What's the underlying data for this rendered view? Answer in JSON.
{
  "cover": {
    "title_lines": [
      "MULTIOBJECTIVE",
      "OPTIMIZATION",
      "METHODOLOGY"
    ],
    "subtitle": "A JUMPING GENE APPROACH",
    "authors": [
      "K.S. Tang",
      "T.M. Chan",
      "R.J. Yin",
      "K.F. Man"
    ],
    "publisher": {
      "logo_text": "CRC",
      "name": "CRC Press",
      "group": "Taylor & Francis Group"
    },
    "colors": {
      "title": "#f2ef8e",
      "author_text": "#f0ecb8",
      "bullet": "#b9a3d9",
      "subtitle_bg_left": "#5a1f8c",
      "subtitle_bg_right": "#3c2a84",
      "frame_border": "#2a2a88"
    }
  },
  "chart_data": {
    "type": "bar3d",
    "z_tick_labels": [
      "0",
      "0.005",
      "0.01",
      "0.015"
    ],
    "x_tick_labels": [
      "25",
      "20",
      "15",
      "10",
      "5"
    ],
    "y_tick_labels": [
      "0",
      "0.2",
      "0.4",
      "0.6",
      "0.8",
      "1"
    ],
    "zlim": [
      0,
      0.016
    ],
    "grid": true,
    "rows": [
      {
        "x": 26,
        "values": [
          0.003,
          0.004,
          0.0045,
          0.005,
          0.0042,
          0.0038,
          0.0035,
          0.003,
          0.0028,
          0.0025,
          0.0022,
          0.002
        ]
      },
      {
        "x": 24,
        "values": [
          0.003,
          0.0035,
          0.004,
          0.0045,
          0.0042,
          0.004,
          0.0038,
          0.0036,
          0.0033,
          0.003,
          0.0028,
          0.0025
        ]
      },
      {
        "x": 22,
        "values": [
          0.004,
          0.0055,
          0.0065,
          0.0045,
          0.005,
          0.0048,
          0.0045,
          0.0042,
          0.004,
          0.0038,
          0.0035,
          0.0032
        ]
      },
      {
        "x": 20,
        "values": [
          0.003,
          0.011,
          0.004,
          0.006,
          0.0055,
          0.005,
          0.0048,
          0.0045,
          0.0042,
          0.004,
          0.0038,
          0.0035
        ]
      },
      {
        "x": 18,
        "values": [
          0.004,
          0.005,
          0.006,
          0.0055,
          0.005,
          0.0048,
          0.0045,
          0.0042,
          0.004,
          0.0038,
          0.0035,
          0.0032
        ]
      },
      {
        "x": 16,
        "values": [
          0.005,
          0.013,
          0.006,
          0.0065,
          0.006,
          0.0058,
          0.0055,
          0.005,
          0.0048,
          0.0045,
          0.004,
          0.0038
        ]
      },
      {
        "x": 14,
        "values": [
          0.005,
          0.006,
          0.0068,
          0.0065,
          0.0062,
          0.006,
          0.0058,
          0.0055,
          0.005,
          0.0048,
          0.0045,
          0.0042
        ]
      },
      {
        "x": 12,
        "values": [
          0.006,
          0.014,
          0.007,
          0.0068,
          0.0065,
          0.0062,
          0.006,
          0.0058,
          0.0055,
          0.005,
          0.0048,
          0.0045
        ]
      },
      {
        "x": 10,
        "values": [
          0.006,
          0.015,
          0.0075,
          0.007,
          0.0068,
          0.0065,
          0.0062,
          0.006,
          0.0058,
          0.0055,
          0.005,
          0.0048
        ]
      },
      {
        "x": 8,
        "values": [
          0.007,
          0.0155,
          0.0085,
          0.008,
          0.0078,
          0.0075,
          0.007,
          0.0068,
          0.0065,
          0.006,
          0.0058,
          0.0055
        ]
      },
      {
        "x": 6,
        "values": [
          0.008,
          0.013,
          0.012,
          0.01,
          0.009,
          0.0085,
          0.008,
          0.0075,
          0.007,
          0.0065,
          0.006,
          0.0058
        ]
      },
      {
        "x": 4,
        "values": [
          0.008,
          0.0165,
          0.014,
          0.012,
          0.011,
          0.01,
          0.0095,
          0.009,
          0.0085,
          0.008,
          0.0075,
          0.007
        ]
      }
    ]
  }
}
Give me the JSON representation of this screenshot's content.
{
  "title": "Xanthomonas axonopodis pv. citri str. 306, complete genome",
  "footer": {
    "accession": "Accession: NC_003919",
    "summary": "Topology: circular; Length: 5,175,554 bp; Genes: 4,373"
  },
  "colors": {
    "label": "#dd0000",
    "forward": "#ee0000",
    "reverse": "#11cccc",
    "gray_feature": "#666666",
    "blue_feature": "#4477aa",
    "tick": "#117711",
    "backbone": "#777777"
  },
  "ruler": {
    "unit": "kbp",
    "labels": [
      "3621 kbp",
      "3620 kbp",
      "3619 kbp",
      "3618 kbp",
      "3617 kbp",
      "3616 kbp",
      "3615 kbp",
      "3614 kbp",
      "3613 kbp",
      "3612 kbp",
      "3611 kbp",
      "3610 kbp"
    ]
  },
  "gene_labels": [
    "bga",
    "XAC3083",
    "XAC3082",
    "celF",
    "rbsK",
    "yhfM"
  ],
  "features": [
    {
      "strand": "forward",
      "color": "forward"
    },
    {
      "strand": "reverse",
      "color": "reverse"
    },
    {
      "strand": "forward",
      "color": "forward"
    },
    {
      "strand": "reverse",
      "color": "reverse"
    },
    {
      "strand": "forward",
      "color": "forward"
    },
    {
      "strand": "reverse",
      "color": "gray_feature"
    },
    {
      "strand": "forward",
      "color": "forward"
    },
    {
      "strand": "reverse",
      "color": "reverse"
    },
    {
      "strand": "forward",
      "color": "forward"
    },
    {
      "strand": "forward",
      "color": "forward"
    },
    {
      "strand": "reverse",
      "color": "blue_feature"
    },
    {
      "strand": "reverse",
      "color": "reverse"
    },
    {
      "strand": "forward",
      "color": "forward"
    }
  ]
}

▶ _WHAT YOU HAVE TO DO_
Return the data exactly, every line included.

▶ _EXERCISE OUTPUT_
What's the underlying data for this rendered view? Answer in JSON.
{
  "cover": {
    "title_lines": [
      "MULTIOBJECTIVE",
      "OPTIMIZATION",
      "METHODOLOGY"
    ],
    "subtitle": "A JUMPING GENE APPROACH",
    "authors": [
      "K.S. Tang",
      "T.M. Chan",
      "R.J. Yin",
      "K.F. Man"
    ],
    "publisher": {
      "logo_text": "CRC",
      "name": "CRC Press",
      "group": "Taylor & Francis Group"
    },
    "colors": {
      "title": "#f2ef8e",
      "author_text": "#f0ecb8",
      "bullet": "#b9a3d9",
      "subtitle_bg_left": "#5a1f8c",
      "subtitle_bg_right": "#3c2a84",
      "frame_border": "#2a2a88"
    }
  },
  "chart_data": {
    "type": "bar3d",
    "z_tick_labels": [
      "0",
      "0.005",
      "0.01",
      "0.015"
    ],
    "x_tick_labels": [
      "25",
      "20",
      "15",
      "10",
      "5"
    ],
    "y_tick_labels": [
      "0",
      "0.2",
      "0.4",
      "0.6",
      "0.8",
      "1"
    ],
    "zlim": [
      0,
      0.016
    ],
    "grid": true,
    "rows": [
      {
        "x": 26,
        "values": [
          0.003,
          0.004,
          0.0045,
          0.005,
          0.0042,
          0.0038,
          0.0035,
          0.003,
          0.0028,
          0.0025,
          0.0022,
          0.002
        ]
      },
      {
        "x": 24,
        "values": [
          0.003,
          0.0035,
          0.004,
          0.0045,
          0.0042,
          0.004,
          0.0038,
          0.0036,
          0.0033,
          0.003,
          0.0028,
          0.0025
        ]
      },
      {
        "x": 22,
        "values": [
          0.004,
          0.0055,
          0.0065,
          0.0045,
          0.005,
          0.0048,
          0.0045,
          0.0042,
          0.004,
          0.0038,
          0.0035,
          0.0032
        ]
      },
      {
        "x": 20,
        "values": [
          0.003,
          0.011,
          0.004,
          0.006,
          0.0055,
          0.005,
          0.0048,
          0.0045,
          0.0042,
          0.004,
          0.0038,
          0.0035
        ]
      },
      {
        "x": 18,
        "values": [
          0.004,
          0.005,
          0.006,
          0.0055,
          0.005,
          0.0048,
          0.0045,
          0.0042,
          0.004,
          0.0038,
          0.0035,
          0.0032
        ]
      },
      {
        "x": 16,
        "values": [
          0.005,
          0.013,
          0.006,
          0.0065,
          0.006,
          0.0058,
          0.0055,
          0.005,
          0.0048,
          0.0045,
          0.004,
          0.0038
        ]
      },
      {
        "x": 14,
        "values": [
          0.005,
          0.006,
          0.0068,
          0.0065,
          0.0062,
          0.006,
          0.0058,
          0.0055,
          0.005,
          0.0048,
          0.0045,
          0.0042
        ]
      },
      {
        "x": 12,
        "values": [
          0.006,
          0.014,
          0.007,
          0.0068,
          0.0065,
          0.0062,
          0.006,
          0.0058,
          0.0055,
          0.005,
          0.0048,
          0.0045
        ]
      },
      {
        "x": 10,
        "values": [
          0.006,
          0.015,
          0.0075,
          0.007,
          0.0068,
          0.0065,
          0.0062,
          0.006,
          0.0058,
          0.0055,
          0.005,
          0.0048
        ]
      },
      {
        "x": 8,
        "values": [
          0.007,
          0.0155,
          0.0085,
          0.008,
          0.0078,
          0.0075,
          0.007,
          0.0068,
          0.0065,
          0.006,
          0.0058,
          0.0055
        ]
      },
      {
        "x": 6,
        "values": [
          0.008,
          0.013,
          0.012,
          0.01,
          0.009,
          0.0085,
          0.008,
          0.0075,
          0.007,
          0.0065,
          0.006,
          0.0058
        ]
      },
      {
        "x": 4,
        "values": [
          0.008,
          0.0165,
          0.014,
          0.012,
          0.011,
          0.01,
          0.0095,
          0.009,
          0.0085,
          0.008,
          0.0075,
          0.007
        ]
      }
    ]
  }
}
Give me the JSON representation of this screenshot's content.
{
  "title": "Xanthomonas axonopodis pv. citri str. 306, complete genome",
  "footer": {
    "accession": "Accession: NC_003919",
    "summary": "Topology: circular; Length: 5,175,554 bp; Genes: 4,373"
  },
  "colors": {
    "label": "#dd0000",
    "forward": "#ee0000",
    "reverse": "#11cccc",
    "gray_feature": "#666666",
    "blue_feature": "#4477aa",
    "tick": "#117711",
    "backbone": "#777777"
  },
  "ruler": {
    "unit": "kbp",
    "labels": [
      "3621 kbp",
      "3620 kbp",
      "3619 kbp",
      "3618 kbp",
      "3617 kbp",
      "3616 kbp",
      "3615 kbp",
      "3614 kbp",
      "3613 kbp",
      "3612 kbp",
      "3611 kbp",
      "3610 kbp"
    ]
  },
  "gene_labels": [
    "bga",
    "XAC3083",
    "XAC3082",
    "celF",
    "rbsK",
    "yhfM"
  ],
  "features": [
    {
      "strand": "forward",
      "color": "forward"
    },
    {
      "strand": "reverse",
      "color": "reverse"
    },
    {
      "strand": "forward",
      "color": "forward"
    },
    {
      "strand": "reverse",
      "color": "reverse"
    },
    {
      "strand": "forward",
      "color": "forward"
    },
    {
      "strand": "reverse",
      "color": "gray_feature"
    },
    {
      "strand": "forward",
      "color": "forward"
    },
    {
      "strand": "reverse",
      "color": "reverse"
    },
    {
      "strand": "forward",
      "color": "forward"
    },
    {
      "strand": "forward",
      "color": "forward"
    },
    {
      "strand": "reverse",
      "color": "blue_feature"
    },
    {
      "strand": "reverse",
      "color": "reverse"
    },
    {
      "strand": "forward",
      "color": "forward"
    }
  ]
}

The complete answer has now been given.